Dataset entries:
— Begin —

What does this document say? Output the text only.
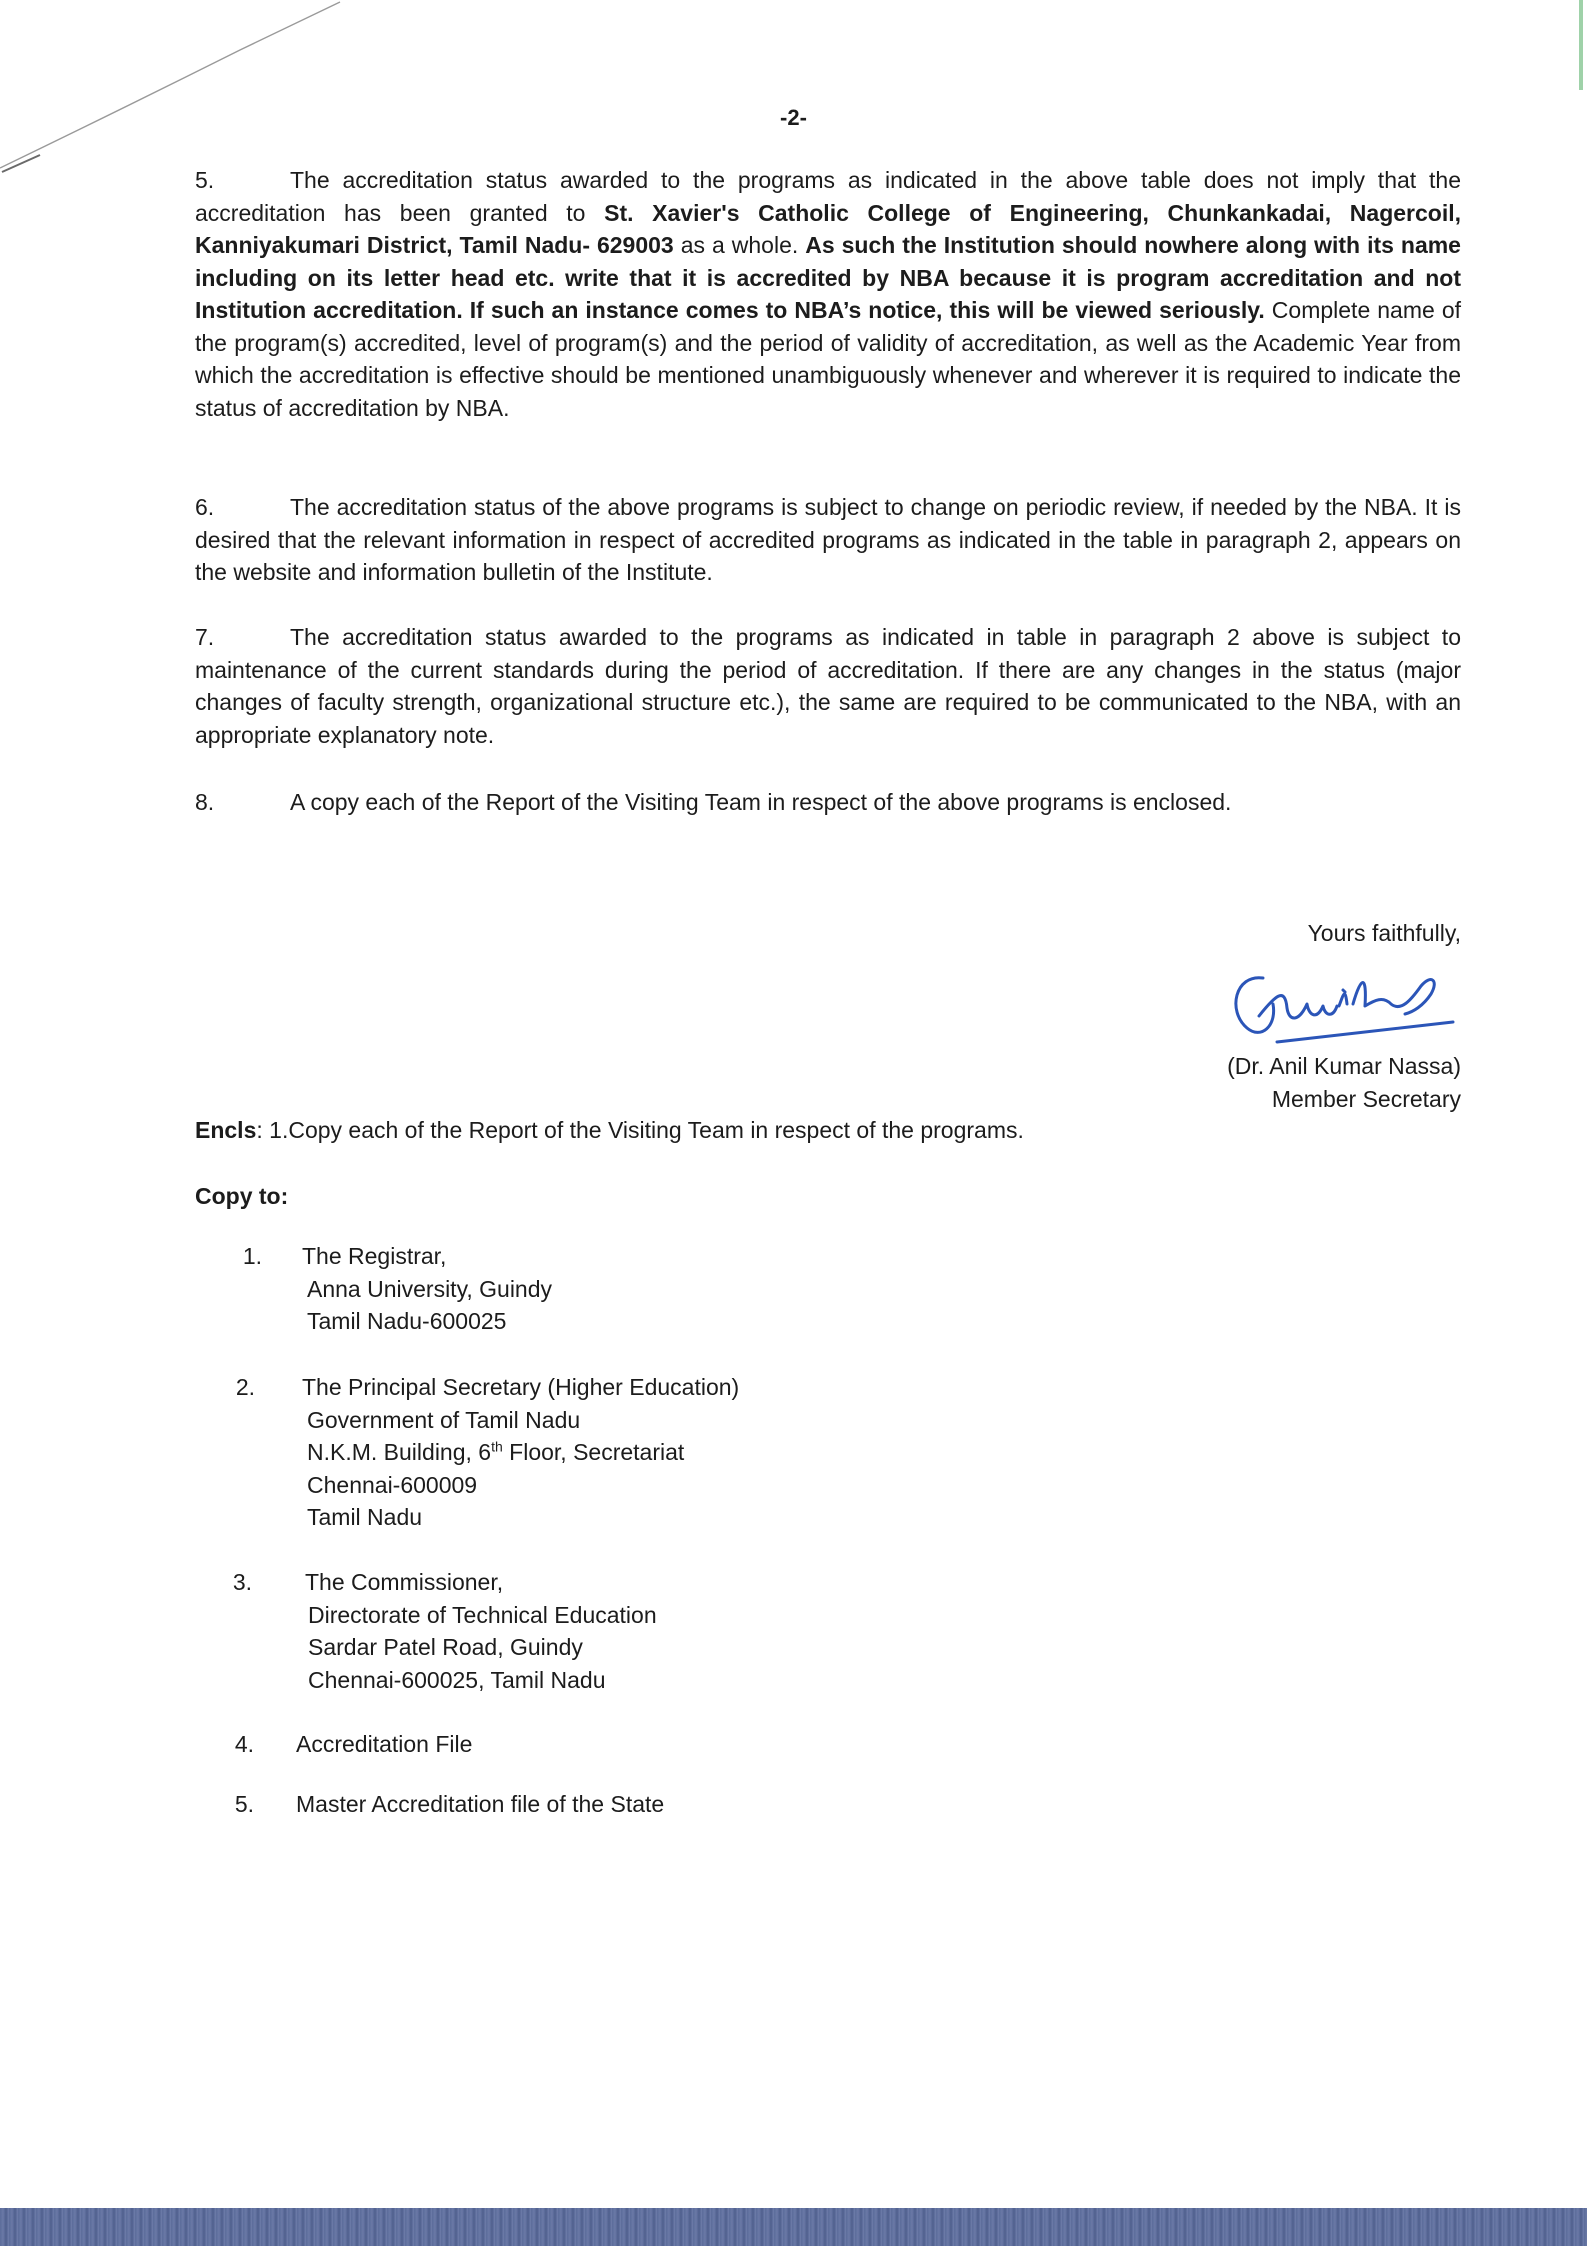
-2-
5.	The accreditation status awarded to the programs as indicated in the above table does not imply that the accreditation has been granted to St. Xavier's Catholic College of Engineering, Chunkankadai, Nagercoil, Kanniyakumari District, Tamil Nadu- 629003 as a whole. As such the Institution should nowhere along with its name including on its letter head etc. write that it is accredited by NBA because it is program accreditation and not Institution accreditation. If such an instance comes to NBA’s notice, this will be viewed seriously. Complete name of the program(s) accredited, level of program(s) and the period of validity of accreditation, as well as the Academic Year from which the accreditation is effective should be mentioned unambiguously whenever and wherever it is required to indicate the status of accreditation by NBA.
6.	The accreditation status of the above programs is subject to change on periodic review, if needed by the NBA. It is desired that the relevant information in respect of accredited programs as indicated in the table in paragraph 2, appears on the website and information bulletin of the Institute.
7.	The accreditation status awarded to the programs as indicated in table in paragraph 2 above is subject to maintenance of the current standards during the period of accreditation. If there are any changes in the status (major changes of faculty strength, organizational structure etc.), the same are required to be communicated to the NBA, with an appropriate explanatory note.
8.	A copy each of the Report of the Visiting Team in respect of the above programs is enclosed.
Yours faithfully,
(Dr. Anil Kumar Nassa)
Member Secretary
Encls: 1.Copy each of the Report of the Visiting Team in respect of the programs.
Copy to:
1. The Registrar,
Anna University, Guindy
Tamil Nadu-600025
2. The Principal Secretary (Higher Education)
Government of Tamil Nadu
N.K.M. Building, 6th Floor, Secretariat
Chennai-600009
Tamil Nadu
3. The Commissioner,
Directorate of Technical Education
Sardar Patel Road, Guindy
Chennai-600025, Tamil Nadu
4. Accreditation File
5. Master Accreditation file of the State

— End —

Give the count of lines containing "Report", with no added text.

2